═════ DATASET ROWS ═════
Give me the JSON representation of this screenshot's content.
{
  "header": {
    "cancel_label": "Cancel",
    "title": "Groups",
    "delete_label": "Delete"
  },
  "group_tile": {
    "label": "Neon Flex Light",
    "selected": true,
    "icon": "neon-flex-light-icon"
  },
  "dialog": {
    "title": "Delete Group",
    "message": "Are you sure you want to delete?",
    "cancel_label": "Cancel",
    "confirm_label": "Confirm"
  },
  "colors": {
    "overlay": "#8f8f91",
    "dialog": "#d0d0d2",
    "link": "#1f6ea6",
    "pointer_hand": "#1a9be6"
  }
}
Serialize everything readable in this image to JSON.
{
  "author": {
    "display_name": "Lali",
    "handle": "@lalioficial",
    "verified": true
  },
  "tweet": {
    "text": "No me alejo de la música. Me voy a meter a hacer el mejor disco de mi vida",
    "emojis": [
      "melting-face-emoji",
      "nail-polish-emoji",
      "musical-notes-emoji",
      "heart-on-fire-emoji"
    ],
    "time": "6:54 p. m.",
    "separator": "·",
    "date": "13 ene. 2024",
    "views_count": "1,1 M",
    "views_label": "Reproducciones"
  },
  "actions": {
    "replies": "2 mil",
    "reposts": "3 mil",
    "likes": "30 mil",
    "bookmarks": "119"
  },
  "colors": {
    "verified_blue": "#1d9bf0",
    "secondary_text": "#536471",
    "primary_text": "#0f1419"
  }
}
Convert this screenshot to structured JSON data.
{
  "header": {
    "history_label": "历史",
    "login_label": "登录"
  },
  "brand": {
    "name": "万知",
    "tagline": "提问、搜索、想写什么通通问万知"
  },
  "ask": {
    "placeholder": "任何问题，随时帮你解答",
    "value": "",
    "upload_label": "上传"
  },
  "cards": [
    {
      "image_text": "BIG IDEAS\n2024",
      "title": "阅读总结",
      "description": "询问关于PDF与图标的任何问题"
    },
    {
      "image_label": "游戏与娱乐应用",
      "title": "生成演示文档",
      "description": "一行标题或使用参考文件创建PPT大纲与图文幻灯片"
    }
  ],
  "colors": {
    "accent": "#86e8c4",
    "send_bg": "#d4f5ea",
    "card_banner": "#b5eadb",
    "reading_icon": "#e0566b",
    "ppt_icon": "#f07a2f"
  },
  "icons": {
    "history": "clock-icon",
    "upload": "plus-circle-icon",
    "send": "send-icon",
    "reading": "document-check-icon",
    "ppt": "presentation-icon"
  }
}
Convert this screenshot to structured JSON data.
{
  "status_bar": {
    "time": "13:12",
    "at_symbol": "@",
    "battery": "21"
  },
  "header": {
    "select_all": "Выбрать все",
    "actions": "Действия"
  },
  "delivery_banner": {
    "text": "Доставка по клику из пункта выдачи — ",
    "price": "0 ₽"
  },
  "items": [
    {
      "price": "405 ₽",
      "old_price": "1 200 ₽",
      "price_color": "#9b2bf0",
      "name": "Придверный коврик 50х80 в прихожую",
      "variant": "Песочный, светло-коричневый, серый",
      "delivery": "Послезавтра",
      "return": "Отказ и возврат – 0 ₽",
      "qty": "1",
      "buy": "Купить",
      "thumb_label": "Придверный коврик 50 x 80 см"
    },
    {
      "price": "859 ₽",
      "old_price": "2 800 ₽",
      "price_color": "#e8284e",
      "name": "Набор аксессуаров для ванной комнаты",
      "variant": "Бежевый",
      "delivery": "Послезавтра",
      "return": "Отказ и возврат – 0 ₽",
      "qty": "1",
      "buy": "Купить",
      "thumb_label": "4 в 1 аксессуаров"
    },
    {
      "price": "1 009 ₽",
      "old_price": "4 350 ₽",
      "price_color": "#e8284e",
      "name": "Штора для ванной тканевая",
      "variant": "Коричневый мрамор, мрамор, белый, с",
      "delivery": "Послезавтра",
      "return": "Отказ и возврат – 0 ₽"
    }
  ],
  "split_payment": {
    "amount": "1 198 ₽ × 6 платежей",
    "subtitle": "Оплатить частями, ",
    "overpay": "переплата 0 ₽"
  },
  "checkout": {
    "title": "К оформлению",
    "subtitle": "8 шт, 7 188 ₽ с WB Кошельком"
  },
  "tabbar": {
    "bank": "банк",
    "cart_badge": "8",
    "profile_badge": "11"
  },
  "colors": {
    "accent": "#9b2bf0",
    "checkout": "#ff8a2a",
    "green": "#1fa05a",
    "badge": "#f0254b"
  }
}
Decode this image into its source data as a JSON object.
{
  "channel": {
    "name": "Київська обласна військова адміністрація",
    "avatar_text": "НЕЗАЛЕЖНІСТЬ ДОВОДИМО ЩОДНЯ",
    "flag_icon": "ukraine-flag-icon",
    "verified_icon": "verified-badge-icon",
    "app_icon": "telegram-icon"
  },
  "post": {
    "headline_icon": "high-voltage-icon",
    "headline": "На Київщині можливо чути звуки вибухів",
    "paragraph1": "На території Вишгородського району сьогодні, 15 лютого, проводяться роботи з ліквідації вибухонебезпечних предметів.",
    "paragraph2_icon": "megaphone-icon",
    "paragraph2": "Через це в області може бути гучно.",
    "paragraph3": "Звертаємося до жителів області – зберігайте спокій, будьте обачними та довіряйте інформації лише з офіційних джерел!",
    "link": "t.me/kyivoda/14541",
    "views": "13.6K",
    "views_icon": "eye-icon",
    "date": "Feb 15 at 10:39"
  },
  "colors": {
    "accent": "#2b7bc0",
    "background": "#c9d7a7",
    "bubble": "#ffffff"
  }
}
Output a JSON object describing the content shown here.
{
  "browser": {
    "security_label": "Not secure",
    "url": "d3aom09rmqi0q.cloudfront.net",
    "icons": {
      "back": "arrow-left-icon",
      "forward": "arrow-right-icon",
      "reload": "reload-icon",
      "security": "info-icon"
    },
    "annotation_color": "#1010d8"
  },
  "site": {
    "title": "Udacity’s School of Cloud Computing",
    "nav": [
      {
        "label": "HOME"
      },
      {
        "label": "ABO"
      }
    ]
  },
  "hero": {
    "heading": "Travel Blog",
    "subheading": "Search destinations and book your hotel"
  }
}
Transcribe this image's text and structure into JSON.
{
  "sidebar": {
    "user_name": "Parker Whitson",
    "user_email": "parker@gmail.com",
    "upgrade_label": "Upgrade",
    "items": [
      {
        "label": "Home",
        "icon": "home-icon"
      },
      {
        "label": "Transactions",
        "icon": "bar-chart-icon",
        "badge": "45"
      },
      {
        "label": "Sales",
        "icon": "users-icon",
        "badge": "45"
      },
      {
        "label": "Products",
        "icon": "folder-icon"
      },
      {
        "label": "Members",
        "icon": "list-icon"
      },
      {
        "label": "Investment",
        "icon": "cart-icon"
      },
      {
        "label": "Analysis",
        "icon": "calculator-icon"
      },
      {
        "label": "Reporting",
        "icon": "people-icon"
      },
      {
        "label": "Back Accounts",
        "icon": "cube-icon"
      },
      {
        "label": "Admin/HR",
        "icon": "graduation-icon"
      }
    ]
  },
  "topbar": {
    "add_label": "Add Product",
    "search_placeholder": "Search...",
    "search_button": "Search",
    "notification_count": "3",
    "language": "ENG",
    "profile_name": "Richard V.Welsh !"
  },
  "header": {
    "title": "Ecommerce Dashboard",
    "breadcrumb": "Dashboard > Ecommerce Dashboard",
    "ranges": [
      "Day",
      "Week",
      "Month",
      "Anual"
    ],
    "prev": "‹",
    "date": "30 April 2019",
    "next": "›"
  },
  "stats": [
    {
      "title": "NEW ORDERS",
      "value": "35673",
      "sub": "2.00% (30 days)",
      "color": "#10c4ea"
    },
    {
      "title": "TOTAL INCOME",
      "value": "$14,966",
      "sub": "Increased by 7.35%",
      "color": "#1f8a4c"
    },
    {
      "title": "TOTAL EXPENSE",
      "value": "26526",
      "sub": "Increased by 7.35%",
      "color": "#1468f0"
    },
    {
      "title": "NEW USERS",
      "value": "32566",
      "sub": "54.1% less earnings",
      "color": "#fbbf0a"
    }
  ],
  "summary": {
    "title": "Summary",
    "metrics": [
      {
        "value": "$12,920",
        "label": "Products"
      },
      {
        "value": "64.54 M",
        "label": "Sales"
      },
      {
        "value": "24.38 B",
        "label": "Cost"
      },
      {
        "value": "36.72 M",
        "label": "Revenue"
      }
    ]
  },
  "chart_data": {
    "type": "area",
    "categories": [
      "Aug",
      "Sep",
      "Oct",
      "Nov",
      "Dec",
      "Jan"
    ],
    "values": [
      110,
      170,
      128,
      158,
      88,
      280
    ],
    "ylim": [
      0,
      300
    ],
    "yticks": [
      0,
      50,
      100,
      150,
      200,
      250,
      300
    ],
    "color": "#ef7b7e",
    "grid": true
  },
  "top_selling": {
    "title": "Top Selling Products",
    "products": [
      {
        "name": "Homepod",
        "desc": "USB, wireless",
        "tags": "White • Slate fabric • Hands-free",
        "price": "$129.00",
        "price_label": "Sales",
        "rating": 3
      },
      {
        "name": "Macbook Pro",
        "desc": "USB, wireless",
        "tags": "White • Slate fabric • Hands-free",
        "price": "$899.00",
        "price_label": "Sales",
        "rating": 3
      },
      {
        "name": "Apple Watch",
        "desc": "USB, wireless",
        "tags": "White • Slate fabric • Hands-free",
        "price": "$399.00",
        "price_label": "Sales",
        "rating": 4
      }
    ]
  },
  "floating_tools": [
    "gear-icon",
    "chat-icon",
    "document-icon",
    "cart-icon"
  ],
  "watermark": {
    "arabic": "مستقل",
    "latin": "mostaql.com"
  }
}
═════
#### TASK PROMPT
Of the lines in the data above, how many contain the word "аксессуаров"? Give only that figure.

#### FULL RESPONSE
2